WHAT IS REQUIRED
Copy the records from the beginning through the line containing "chart-title: INVESTMENT PERFORMANCE", changing every "x-tick-label" to "horizontal-tick-label" and keeping everything else the same.

=-=-=-=-=

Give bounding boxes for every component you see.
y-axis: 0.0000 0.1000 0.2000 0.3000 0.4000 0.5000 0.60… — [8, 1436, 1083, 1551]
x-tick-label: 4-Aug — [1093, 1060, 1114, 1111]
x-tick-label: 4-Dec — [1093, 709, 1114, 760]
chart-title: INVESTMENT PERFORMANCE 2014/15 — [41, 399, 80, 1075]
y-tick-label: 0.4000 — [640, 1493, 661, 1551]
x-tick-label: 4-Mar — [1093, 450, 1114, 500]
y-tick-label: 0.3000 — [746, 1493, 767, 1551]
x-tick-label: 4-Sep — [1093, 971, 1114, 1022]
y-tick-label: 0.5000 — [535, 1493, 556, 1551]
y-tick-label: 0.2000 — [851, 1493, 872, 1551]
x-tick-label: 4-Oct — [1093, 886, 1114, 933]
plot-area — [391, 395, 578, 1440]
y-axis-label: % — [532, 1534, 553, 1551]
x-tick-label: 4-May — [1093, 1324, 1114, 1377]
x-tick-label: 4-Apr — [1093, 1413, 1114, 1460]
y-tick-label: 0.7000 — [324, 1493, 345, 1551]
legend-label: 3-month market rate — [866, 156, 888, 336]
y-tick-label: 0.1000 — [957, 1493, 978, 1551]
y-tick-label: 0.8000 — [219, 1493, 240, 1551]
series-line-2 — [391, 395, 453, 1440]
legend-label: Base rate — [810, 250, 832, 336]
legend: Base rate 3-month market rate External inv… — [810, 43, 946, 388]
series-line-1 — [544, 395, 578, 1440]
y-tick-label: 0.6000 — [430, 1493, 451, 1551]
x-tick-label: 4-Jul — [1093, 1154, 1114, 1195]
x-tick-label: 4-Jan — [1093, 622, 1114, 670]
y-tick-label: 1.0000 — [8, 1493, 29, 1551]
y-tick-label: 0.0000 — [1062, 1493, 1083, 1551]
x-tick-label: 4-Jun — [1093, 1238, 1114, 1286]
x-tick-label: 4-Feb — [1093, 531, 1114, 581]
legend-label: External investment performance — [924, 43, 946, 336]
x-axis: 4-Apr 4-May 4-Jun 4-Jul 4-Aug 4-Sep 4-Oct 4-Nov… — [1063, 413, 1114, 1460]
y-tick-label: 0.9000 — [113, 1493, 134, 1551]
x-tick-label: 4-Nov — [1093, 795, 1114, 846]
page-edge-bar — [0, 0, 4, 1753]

=-=-=-=-=

WRITTEN RESPONSE
Give bounding boxes for every component you see.
y-axis: 0.0000 0.1000 0.2000 0.3000 0.4000 0.5000 0.60… — [8, 1436, 1083, 1551]
horizontal-tick-label: 4-Aug — [1093, 1060, 1114, 1111]
horizontal-tick-label: 4-Dec — [1093, 709, 1114, 760]
chart-title: INVESTMENT PERFORMANCE 2014/15 — [41, 399, 80, 1075]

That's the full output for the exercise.